§ **Problem description**:
Copy down every line where the string "protons" shows up.

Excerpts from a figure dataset

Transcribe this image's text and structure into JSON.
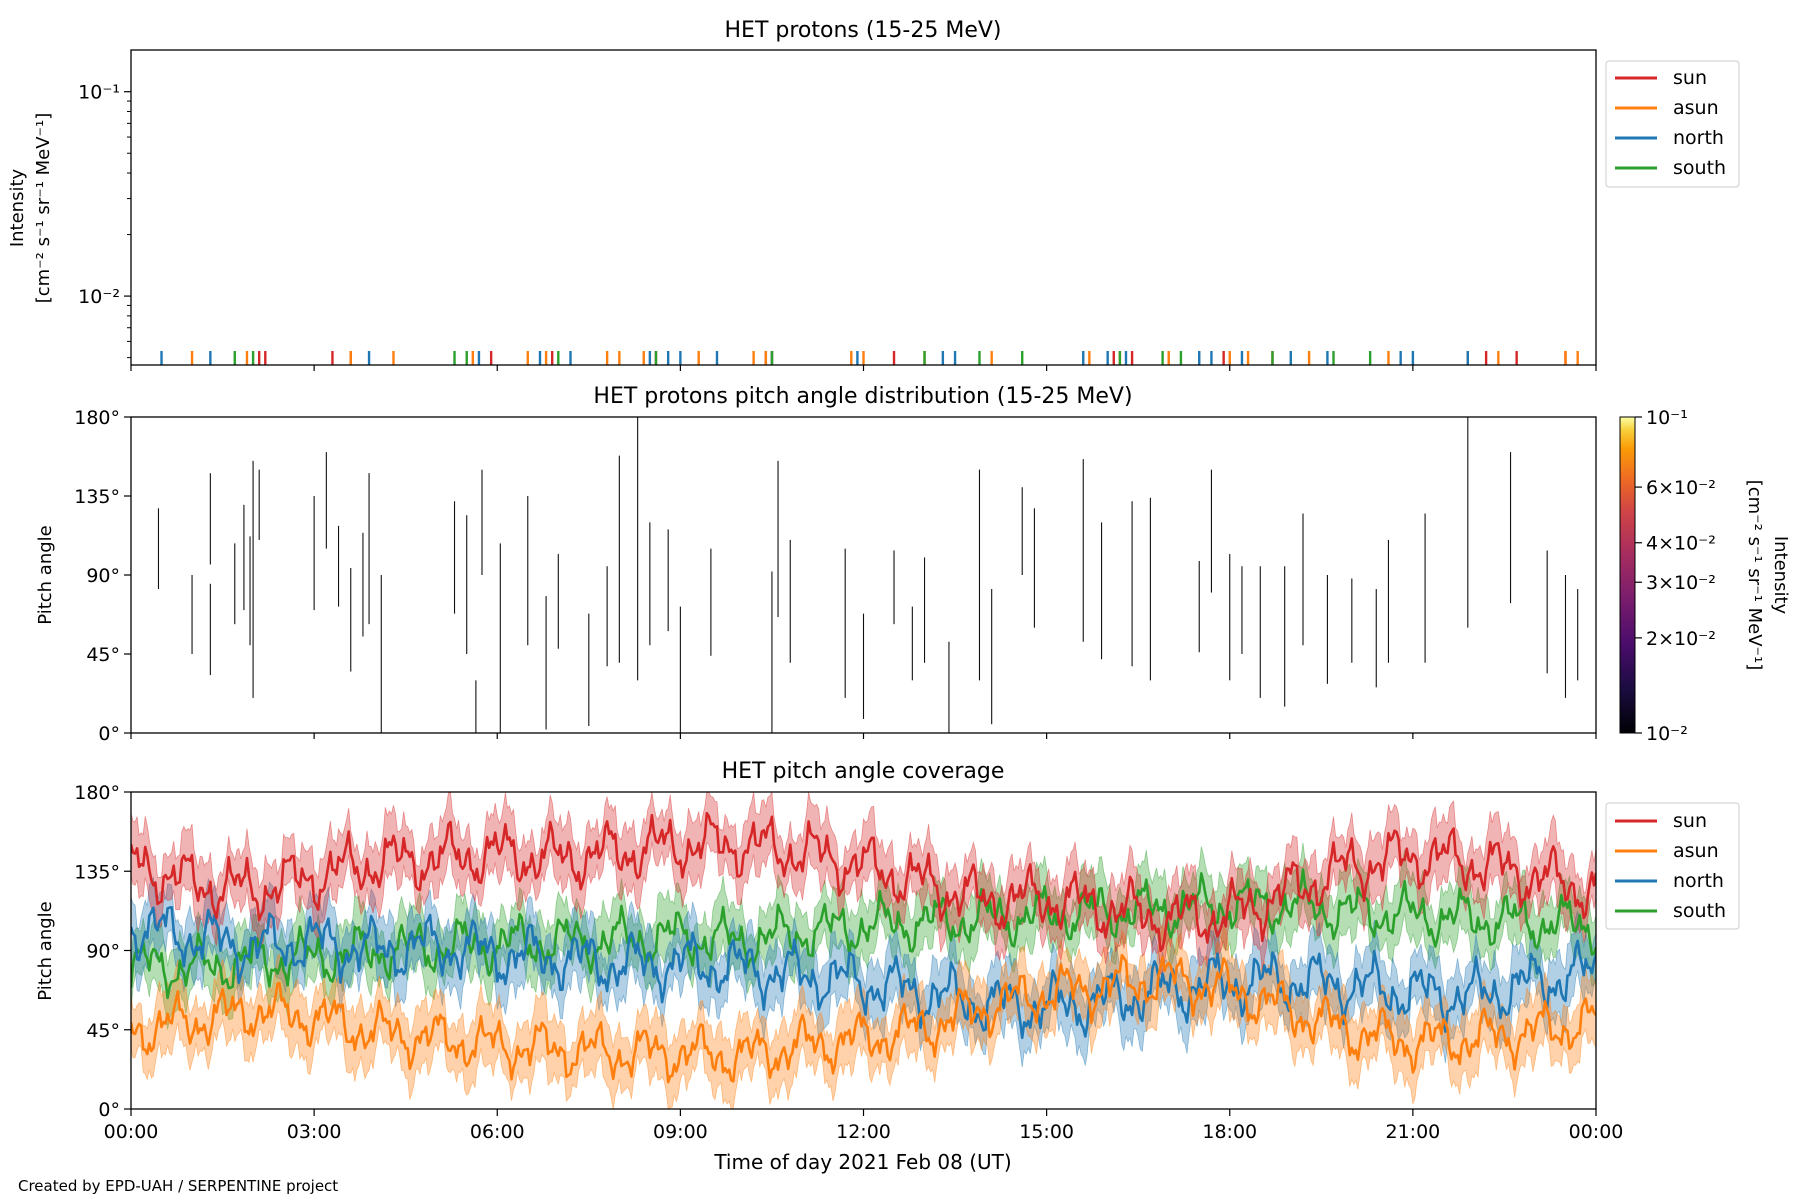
{
  "footer": "Created by EPD-UAH / SERPENTINE project",
  "colors": {
    "sun": "#d62728",
    "asun": "#ff7f0e",
    "north": "#1f77b4",
    "south": "#2ca02c"
  },
  "chart_data": [
    {
      "type": "line",
      "title": "HET protons (15-25 MeV)",
      "ylabel": "Intensity",
      "ylabel_units": "[cm⁻² s⁻¹ sr⁻¹ MeV⁻¹]",
      "yscale": "log",
      "ylim": [
        0.0046,
        0.16
      ],
      "yticks": [
        {
          "v": 0.1,
          "label": "10⁻¹"
        },
        {
          "v": 0.01,
          "label": "10⁻²"
        }
      ],
      "legend": [
        "sun",
        "asun",
        "north",
        "south"
      ],
      "legend_position": "outside-right",
      "series": [
        {
          "name": "sun",
          "events_hours": [
            2.1,
            2.2,
            3.3,
            3.6,
            5.9,
            6.9,
            8.6,
            10.4,
            10.5,
            12.5,
            16.1,
            16.4,
            17.9,
            18.7,
            21.9,
            22.2,
            22.7,
            23.5
          ]
        },
        {
          "name": "asun",
          "events_hours": [
            1.0,
            1.9,
            3.6,
            4.3,
            5.6,
            6.5,
            6.8,
            7.8,
            8.0,
            8.4,
            9.3,
            10.2,
            10.4,
            11.8,
            12.0,
            13.0,
            14.1,
            15.7,
            16.2,
            17.0,
            18.0,
            18.3,
            19.3,
            20.6,
            22.4,
            23.5,
            23.7
          ]
        },
        {
          "name": "north",
          "events_hours": [
            0.5,
            1.3,
            3.9,
            5.7,
            6.7,
            7.2,
            8.5,
            8.8,
            9.0,
            9.6,
            10.5,
            11.9,
            13.3,
            13.5,
            15.6,
            16.0,
            16.3,
            17.5,
            17.7,
            18.2,
            19.0,
            19.6,
            20.8,
            21.0,
            21.9
          ],
          "coverage_mean": [
            104,
            98,
            92,
            95,
            90,
            93,
            88,
            86,
            82,
            83,
            80,
            76,
            72,
            66,
            60,
            58,
            62,
            68,
            72,
            73,
            70,
            66,
            64,
            72,
            78
          ]
        },
        {
          "name": "south",
          "events_hours": [
            1.7,
            2.0,
            5.3,
            5.5,
            7.0,
            8.6,
            10.5,
            13.0,
            13.9,
            14.6,
            16.2,
            16.9,
            17.2,
            18.7,
            19.7,
            20.3
          ],
          "coverage_mean": [
            82,
            80,
            84,
            86,
            90,
            92,
            94,
            95,
            96,
            98,
            95,
            100,
            104,
            106,
            108,
            110,
            112,
            114,
            116,
            116,
            112,
            110,
            108,
            106,
            104
          ]
        }
      ],
      "sun_coverage_mean": [
        140,
        128,
        124,
        132,
        140,
        142,
        145,
        142,
        146,
        150,
        150,
        146,
        138,
        128,
        118,
        120,
        114,
        108,
        110,
        124,
        138,
        144,
        140,
        132,
        124
      ],
      "asun_coverage_mean": [
        44,
        50,
        56,
        52,
        44,
        40,
        36,
        34,
        32,
        32,
        30,
        36,
        40,
        46,
        58,
        66,
        70,
        74,
        68,
        56,
        44,
        38,
        40,
        44,
        50
      ]
    },
    {
      "type": "heatmap",
      "title": "HET protons pitch angle distribution (15-25 MeV)",
      "ylabel": "Pitch angle",
      "ylim": [
        0,
        180
      ],
      "yticks": [
        "0°",
        "45°",
        "90°",
        "135°",
        "180°"
      ],
      "colorbar": {
        "label": "Intensity",
        "units": "[cm⁻² s⁻¹ sr⁻¹ MeV⁻¹]",
        "scale": "log",
        "range": [
          0.01,
          0.1
        ],
        "ticks": [
          {
            "v": 0.1,
            "label": "10⁻¹"
          },
          {
            "v": 0.06,
            "label": "6×10⁻²"
          },
          {
            "v": 0.04,
            "label": "4×10⁻²"
          },
          {
            "v": 0.03,
            "label": "3×10⁻²"
          },
          {
            "v": 0.02,
            "label": "2×10⁻²"
          },
          {
            "v": 0.01,
            "label": "10⁻²"
          }
        ]
      },
      "events": [
        [
          0.45,
          82,
          128
        ],
        [
          1.0,
          45,
          90
        ],
        [
          1.3,
          33,
          85
        ],
        [
          1.3,
          96,
          148
        ],
        [
          1.7,
          62,
          108
        ],
        [
          1.85,
          70,
          130
        ],
        [
          1.95,
          50,
          112
        ],
        [
          2.0,
          20,
          155
        ],
        [
          2.1,
          110,
          150
        ],
        [
          3.0,
          70,
          135
        ],
        [
          3.2,
          105,
          160
        ],
        [
          3.4,
          72,
          118
        ],
        [
          3.6,
          35,
          94
        ],
        [
          3.8,
          55,
          114
        ],
        [
          3.9,
          62,
          148
        ],
        [
          4.1,
          0,
          90
        ],
        [
          5.3,
          68,
          132
        ],
        [
          5.5,
          45,
          124
        ],
        [
          5.65,
          0,
          30
        ],
        [
          5.75,
          90,
          150
        ],
        [
          6.05,
          0,
          108
        ],
        [
          6.5,
          50,
          135
        ],
        [
          6.8,
          2,
          78
        ],
        [
          7.0,
          48,
          102
        ],
        [
          7.5,
          4,
          68
        ],
        [
          7.8,
          38,
          95
        ],
        [
          8.0,
          40,
          158
        ],
        [
          8.3,
          30,
          180
        ],
        [
          8.5,
          50,
          120
        ],
        [
          8.8,
          58,
          116
        ],
        [
          9.0,
          0,
          72
        ],
        [
          9.5,
          44,
          105
        ],
        [
          10.5,
          0,
          92
        ],
        [
          10.6,
          66,
          155
        ],
        [
          10.8,
          40,
          110
        ],
        [
          11.7,
          20,
          105
        ],
        [
          12.0,
          8,
          68
        ],
        [
          12.5,
          62,
          104
        ],
        [
          12.8,
          30,
          72
        ],
        [
          13.0,
          40,
          100
        ],
        [
          13.4,
          0,
          52
        ],
        [
          13.9,
          30,
          150
        ],
        [
          14.1,
          5,
          82
        ],
        [
          14.6,
          90,
          140
        ],
        [
          14.8,
          60,
          128
        ],
        [
          15.6,
          52,
          156
        ],
        [
          15.9,
          42,
          120
        ],
        [
          16.4,
          38,
          132
        ],
        [
          16.7,
          30,
          134
        ],
        [
          17.5,
          46,
          98
        ],
        [
          17.7,
          80,
          150
        ],
        [
          18.0,
          30,
          102
        ],
        [
          18.2,
          45,
          95
        ],
        [
          18.5,
          20,
          95
        ],
        [
          18.9,
          15,
          95
        ],
        [
          19.2,
          50,
          125
        ],
        [
          19.6,
          28,
          90
        ],
        [
          20.0,
          40,
          88
        ],
        [
          20.4,
          26,
          82
        ],
        [
          20.6,
          40,
          110
        ],
        [
          21.2,
          40,
          125
        ],
        [
          21.9,
          60,
          180
        ],
        [
          22.6,
          74,
          160
        ],
        [
          23.2,
          34,
          104
        ],
        [
          23.5,
          20,
          90
        ],
        [
          23.7,
          30,
          82
        ]
      ]
    },
    {
      "type": "area",
      "title": "HET pitch angle coverage",
      "ylabel": "Pitch angle",
      "xlabel": "Time of day 2021 Feb 08 (UT)",
      "ylim": [
        0,
        180
      ],
      "yticks": [
        "0°",
        "45°",
        "90°",
        "135°",
        "180°"
      ],
      "xticks": [
        "00:00",
        "03:00",
        "06:00",
        "09:00",
        "12:00",
        "15:00",
        "18:00",
        "21:00",
        "00:00"
      ],
      "xlim_hours": [
        0,
        24
      ],
      "legend": [
        "sun",
        "asun",
        "north",
        "south"
      ],
      "legend_position": "outside-right"
    }
  ]
}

§ **Final result**:
      "title": "HET protons (15-25 MeV)",
      "title": "HET protons pitch angle distribution (15-25 MeV)",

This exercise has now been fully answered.